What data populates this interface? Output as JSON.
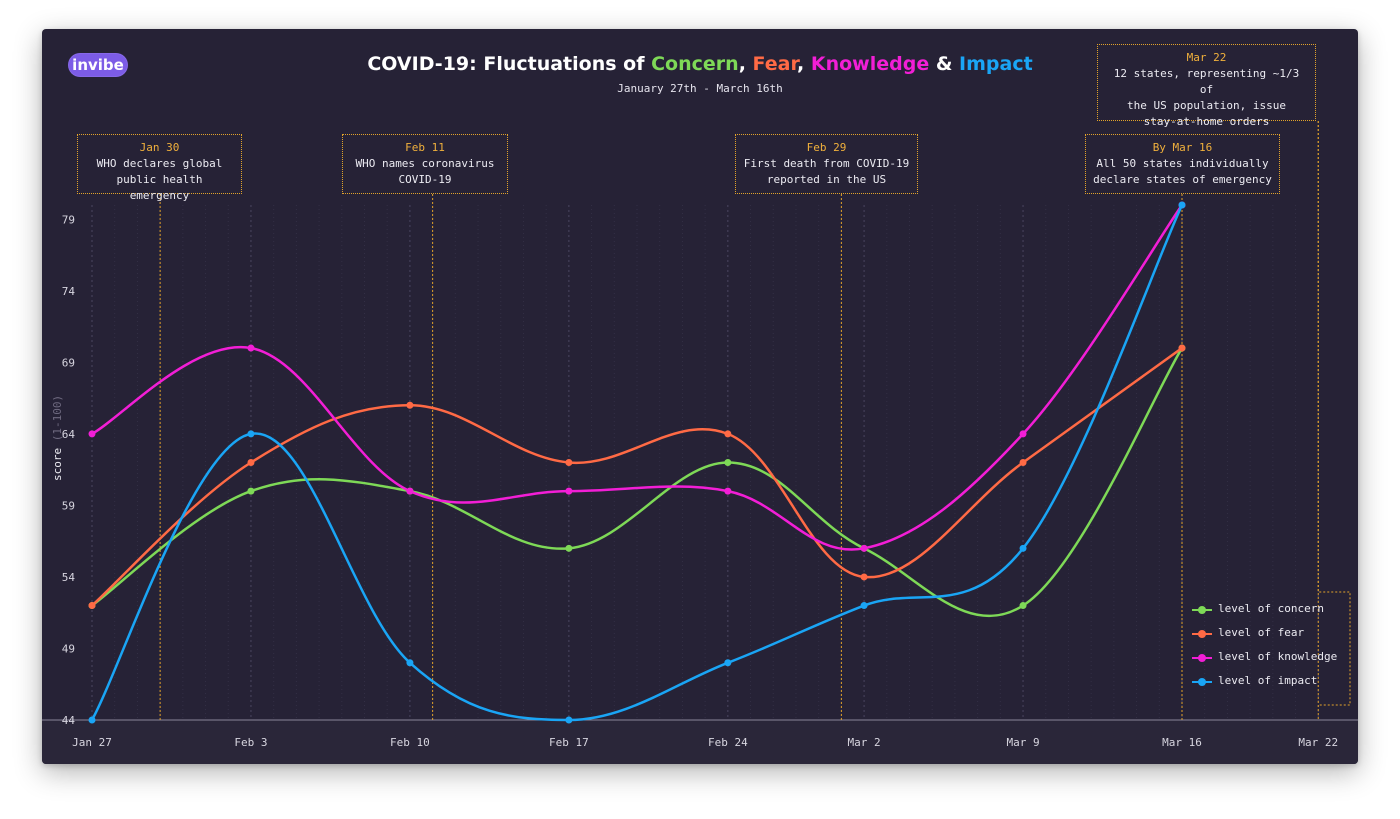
{
  "header": {
    "logo": "invibe",
    "title_prefix": "COVID-19: Fluctuations of ",
    "title_concern": "Concern",
    "title_sep1": ", ",
    "title_fear": "Fear",
    "title_sep2": ", ",
    "title_knowledge": "Knowledge",
    "title_amp": " & ",
    "title_impact": "Impact",
    "subtitle": "January 27th - March 16th"
  },
  "colors": {
    "background": "#262236",
    "concern": "#7ed957",
    "fear": "#ff6a45",
    "knowledge": "#f21ed6",
    "impact": "#1aa5f5",
    "annotation": "#e2a32a"
  },
  "annotations": [
    {
      "date": "Jan 30",
      "line1": "WHO declares global",
      "line2": "public health emergency"
    },
    {
      "date": "Feb 11",
      "line1": "WHO names coronavirus",
      "line2": "COVID-19"
    },
    {
      "date": "Feb 29",
      "line1": "First death from COVID-19",
      "line2": "reported in the US"
    },
    {
      "date": "By Mar 16",
      "line1": "All 50 states individually",
      "line2": "declare states of emergency"
    },
    {
      "date": "Mar 22",
      "line1": "12 states, representing ~1/3 of",
      "line2": "the US population, issue",
      "line3": "stay-at-home orders"
    }
  ],
  "chart_data": {
    "type": "line",
    "title": "COVID-19: Fluctuations of Concern, Fear, Knowledge & Impact",
    "subtitle": "January 27th - March 16th",
    "ylabel": "score",
    "ylabel_sub": "(1-100)",
    "ylim": [
      44,
      80
    ],
    "yticks": [
      44,
      49,
      54,
      59,
      64,
      69,
      74,
      79
    ],
    "x": [
      0,
      7,
      14,
      21,
      28,
      34,
      41,
      48
    ],
    "xlim": [
      0,
      54
    ],
    "xtick_days": [
      0,
      7,
      14,
      21,
      28,
      34,
      41,
      48,
      54
    ],
    "xtick_labels": [
      "Jan 27",
      "Feb 3",
      "Feb 10",
      "Feb 17",
      "Feb 24",
      "Mar 2",
      "Mar 9",
      "Mar 16",
      "Mar 22"
    ],
    "event_days": [
      3,
      15,
      33,
      48,
      54
    ],
    "legend_position": "bottom-right",
    "series": [
      {
        "name": "level of concern",
        "key": "concern",
        "values": [
          52,
          60,
          60,
          56,
          62,
          56,
          52,
          70
        ]
      },
      {
        "name": "level of fear",
        "key": "fear",
        "values": [
          52,
          62,
          66,
          62,
          64,
          54,
          62,
          70
        ]
      },
      {
        "name": "level of knowledge",
        "key": "knowledge",
        "values": [
          64,
          70,
          60,
          60,
          60,
          56,
          64,
          80
        ]
      },
      {
        "name": "level of impact",
        "key": "impact",
        "values": [
          44,
          64,
          48,
          44,
          48,
          52,
          56,
          80
        ]
      }
    ]
  }
}
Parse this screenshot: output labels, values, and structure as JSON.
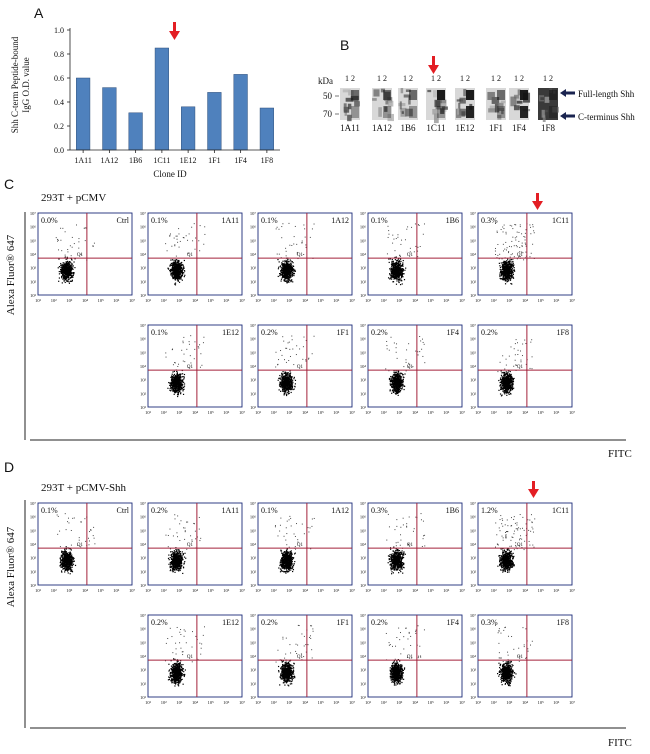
{
  "panel_labels": {
    "a": "A",
    "b": "B",
    "c": "C",
    "d": "D"
  },
  "chart_data": {
    "type": "bar",
    "title": "",
    "ylabel": "Shh C-term Peptide-bound IgG O.D. value",
    "ylabel_lines": [
      "Shh C-term Peptide-bound",
      "IgG O.D. value"
    ],
    "xlabel": "Clone ID",
    "categories": [
      "1A11",
      "1A12",
      "1B6",
      "1C11",
      "1E12",
      "1F1",
      "1F4",
      "1F8"
    ],
    "values": [
      0.6,
      0.52,
      0.31,
      0.85,
      0.36,
      0.48,
      0.63,
      0.35
    ],
    "ylim": [
      0,
      1.0
    ],
    "yticks": [
      "0.0",
      "0.2",
      "0.4",
      "0.6",
      "0.8",
      "1.0"
    ],
    "highlight": "1C11"
  },
  "blot": {
    "unit": "kDa",
    "markers": [
      "50",
      "70"
    ],
    "lane_nums": "1 2",
    "clones": [
      "1A11",
      "1A12",
      "1B6",
      "1C11",
      "1E12",
      "1F1",
      "1F4",
      "1F8"
    ],
    "legend_full": "Full-length Shh",
    "legend_cterm": "C-terminus Shh",
    "highlight": "1C11"
  },
  "panel_c": {
    "condition": "293T + pCMV",
    "ylabel": "Alexa Fluor® 647",
    "xlabel": "FITC",
    "highlight": "1C11",
    "plots": [
      {
        "id": "Ctrl",
        "pct": "0.0%"
      },
      {
        "id": "1A11",
        "pct": "0.1%"
      },
      {
        "id": "1A12",
        "pct": "0.1%"
      },
      {
        "id": "1B6",
        "pct": "0.1%"
      },
      {
        "id": "1C11",
        "pct": "0.3%"
      },
      {
        "id": "1E12",
        "pct": "0.1%"
      },
      {
        "id": "1F1",
        "pct": "0.2%"
      },
      {
        "id": "1F4",
        "pct": "0.2%"
      },
      {
        "id": "1F8",
        "pct": "0.2%"
      }
    ]
  },
  "panel_d": {
    "condition": "293T + pCMV-Shh",
    "ylabel": "Alexa Fluor® 647",
    "xlabel": "FITC",
    "highlight": "1C11",
    "plots": [
      {
        "id": "Ctrl",
        "pct": "0.1%"
      },
      {
        "id": "1A11",
        "pct": "0.2%"
      },
      {
        "id": "1A12",
        "pct": "0.1%"
      },
      {
        "id": "1B6",
        "pct": "0.3%"
      },
      {
        "id": "1C11",
        "pct": "1.2%"
      },
      {
        "id": "1E12",
        "pct": "0.2%"
      },
      {
        "id": "1F1",
        "pct": "0.2%"
      },
      {
        "id": "1F4",
        "pct": "0.2%"
      },
      {
        "id": "1F8",
        "pct": "0.3%"
      }
    ]
  },
  "flow": {
    "decades": [
      "10¹",
      "10²",
      "10³",
      "10⁴",
      "10⁵",
      "10⁶",
      "10⁷"
    ],
    "gate_label": "Q1"
  },
  "colors": {
    "bar": "#4f81bd",
    "arrow": "#e31e24",
    "gate": "#a3213a",
    "plot_border": "#1b2b78"
  }
}
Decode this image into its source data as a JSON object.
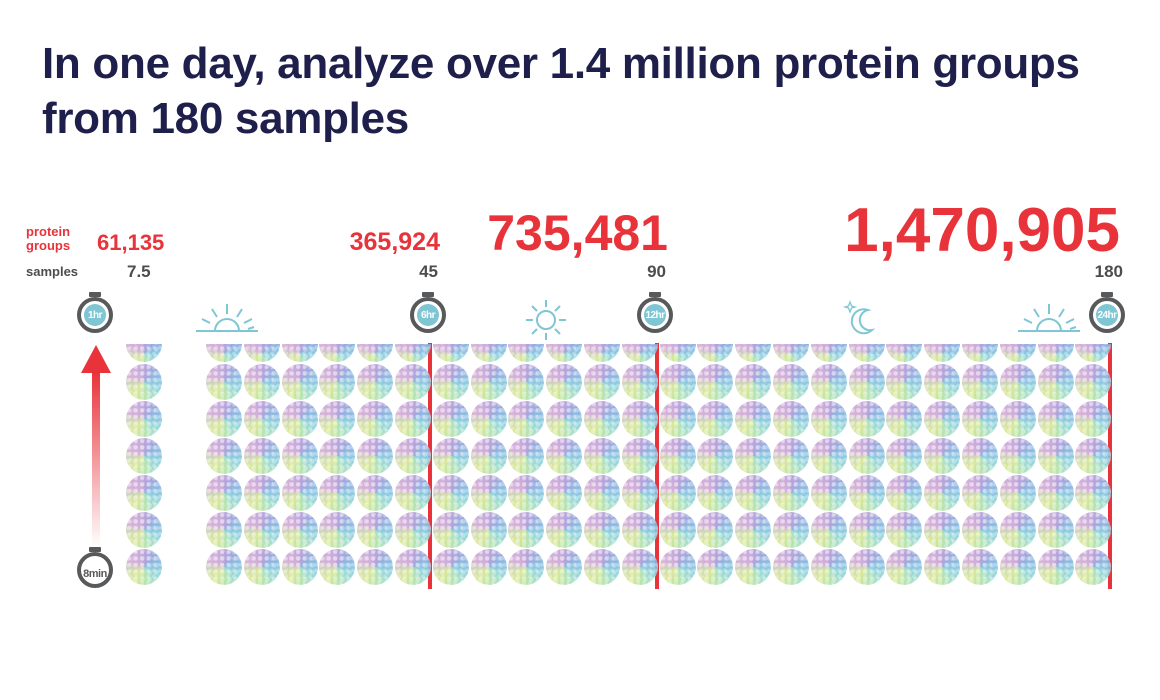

● **YOUR INSTRUCTIONS**
Repeat all of the entries above word for word and omit the pictures.

● **SOLUTION**
What data populates this interface? Output as JSON.
{
  "header": {
    "logo": "invibe",
    "title_prefix": "COVID-19: Fluctuations of ",
    "title_concern": "Concern",
    "title_sep1": ", ",
    "title_fear": "Fear",
    "title_sep2": ", ",
    "title_knowledge": "Knowledge",
    "title_amp": " & ",
    "title_impact": "Impact",
    "subtitle": "January 27th - March 16th"
  },
  "colors": {
    "background": "#262236",
    "concern": "#7ed957",
    "fear": "#ff6a45",
    "knowledge": "#f21ed6",
    "impact": "#1aa5f5",
    "annotation": "#e2a32a"
  },
  "annotations": [
    {
      "date": "Jan 30",
      "line1": "WHO declares global",
      "line2": "public health emergency"
    },
    {
      "date": "Feb 11",
      "line1": "WHO names coronavirus",
      "line2": "COVID-19"
    },
    {
      "date": "Feb 29",
      "line1": "First death from COVID-19",
      "line2": "reported in the US"
    },
    {
      "date": "By Mar 16",
      "line1": "All 50 states individually",
      "line2": "declare states of emergency"
    },
    {
      "date": "Mar 22",
      "line1": "12 states, representing ~1/3 of",
      "line2": "the US population, issue",
      "line3": "stay-at-home orders"
    }
  ],
  "chart_data": {
    "type": "line",
    "title": "COVID-19: Fluctuations of Concern, Fear, Knowledge & Impact",
    "subtitle": "January 27th - March 16th",
    "ylabel": "score",
    "ylabel_sub": "(1-100)",
    "ylim": [
      44,
      80
    ],
    "yticks": [
      44,
      49,
      54,
      59,
      64,
      69,
      74,
      79
    ],
    "x": [
      0,
      7,
      14,
      21,
      28,
      34,
      41,
      48
    ],
    "xlim": [
      0,
      54
    ],
    "xtick_days": [
      0,
      7,
      14,
      21,
      28,
      34,
      41,
      48,
      54
    ],
    "xtick_labels": [
      "Jan 27",
      "Feb 3",
      "Feb 10",
      "Feb 17",
      "Feb 24",
      "Mar 2",
      "Mar 9",
      "Mar 16",
      "Mar 22"
    ],
    "event_days": [
      3,
      15,
      33,
      48,
      54
    ],
    "legend_position": "bottom-right",
    "series": [
      {
        "name": "level of concern",
        "key": "concern",
        "values": [
          52,
          60,
          60,
          56,
          62,
          56,
          52,
          70
        ]
      },
      {
        "name": "level of fear",
        "key": "fear",
        "values": [
          52,
          62,
          66,
          62,
          64,
          54,
          62,
          70
        ]
      },
      {
        "name": "level of knowledge",
        "key": "knowledge",
        "values": [
          64,
          70,
          60,
          60,
          60,
          56,
          64,
          80
        ]
      },
      {
        "name": "level of impact",
        "key": "impact",
        "values": [
          44,
          64,
          48,
          44,
          48,
          52,
          56,
          80
        ]
      }
    ]
  }
}
Parse this screenshot: output labels, values, and structure as JSON.
{
  "panel_labels": {
    "a": "A",
    "b": "B",
    "c": "C",
    "d": "D"
  },
  "chart_data": {
    "type": "bar",
    "title": "",
    "ylabel": "Shh C-term Peptide-bound IgG O.D. value",
    "ylabel_lines": [
      "Shh C-term Peptide-bound",
      "IgG O.D. value"
    ],
    "xlabel": "Clone ID",
    "categories": [
      "1A11",
      "1A12",
      "1B6",
      "1C11",
      "1E12",
      "1F1",
      "1F4",
      "1F8"
    ],
    "values": [
      0.6,
      0.52,
      0.31,
      0.85,
      0.36,
      0.48,
      0.63,
      0.35
    ],
    "ylim": [
      0,
      1.0
    ],
    "yticks": [
      "0.0",
      "0.2",
      "0.4",
      "0.6",
      "0.8",
      "1.0"
    ],
    "highlight": "1C11"
  },
  "blot": {
    "unit": "kDa",
    "markers": [
      "50",
      "70"
    ],
    "lane_nums": "1 2",
    "clones": [
      "1A11",
      "1A12",
      "1B6",
      "1C11",
      "1E12",
      "1F1",
      "1F4",
      "1F8"
    ],
    "legend_full": "Full-length Shh",
    "legend_cterm": "C-terminus Shh",
    "highlight": "1C11"
  },
  "panel_c": {
    "condition": "293T + pCMV",
    "ylabel": "Alexa Fluor® 647",
    "xlabel": "FITC",
    "highlight": "1C11",
    "plots": [
      {
        "id": "Ctrl",
        "pct": "0.0%"
      },
      {
        "id": "1A11",
        "pct": "0.1%"
      },
      {
        "id": "1A12",
        "pct": "0.1%"
      },
      {
        "id": "1B6",
        "pct": "0.1%"
      },
      {
        "id": "1C11",
        "pct": "0.3%"
      },
      {
        "id": "1E12",
        "pct": "0.1%"
      },
      {
        "id": "1F1",
        "pct": "0.2%"
      },
      {
        "id": "1F4",
        "pct": "0.2%"
      },
      {
        "id": "1F8",
        "pct": "0.2%"
      }
    ]
  },
  "panel_d": {
    "condition": "293T + pCMV-Shh",
    "ylabel": "Alexa Fluor® 647",
    "xlabel": "FITC",
    "highlight": "1C11",
    "plots": [
      {
        "id": "Ctrl",
        "pct": "0.1%"
      },
      {
        "id": "1A11",
        "pct": "0.2%"
      },
      {
        "id": "1A12",
        "pct": "0.1%"
      },
      {
        "id": "1B6",
        "pct": "0.3%"
      },
      {
        "id": "1C11",
        "pct": "1.2%"
      },
      {
        "id": "1E12",
        "pct": "0.2%"
      },
      {
        "id": "1F1",
        "pct": "0.2%"
      },
      {
        "id": "1F4",
        "pct": "0.2%"
      },
      {
        "id": "1F8",
        "pct": "0.3%"
      }
    ]
  },
  "flow": {
    "decades": [
      "10¹",
      "10²",
      "10³",
      "10⁴",
      "10⁵",
      "10⁶",
      "10⁷"
    ],
    "gate_label": "Q1"
  },
  "colors": {
    "bar": "#4f81bd",
    "arrow": "#e31e24",
    "gate": "#a3213a",
    "plot_border": "#1b2b78"
  }
}
Decode this image into its source data as a JSON object.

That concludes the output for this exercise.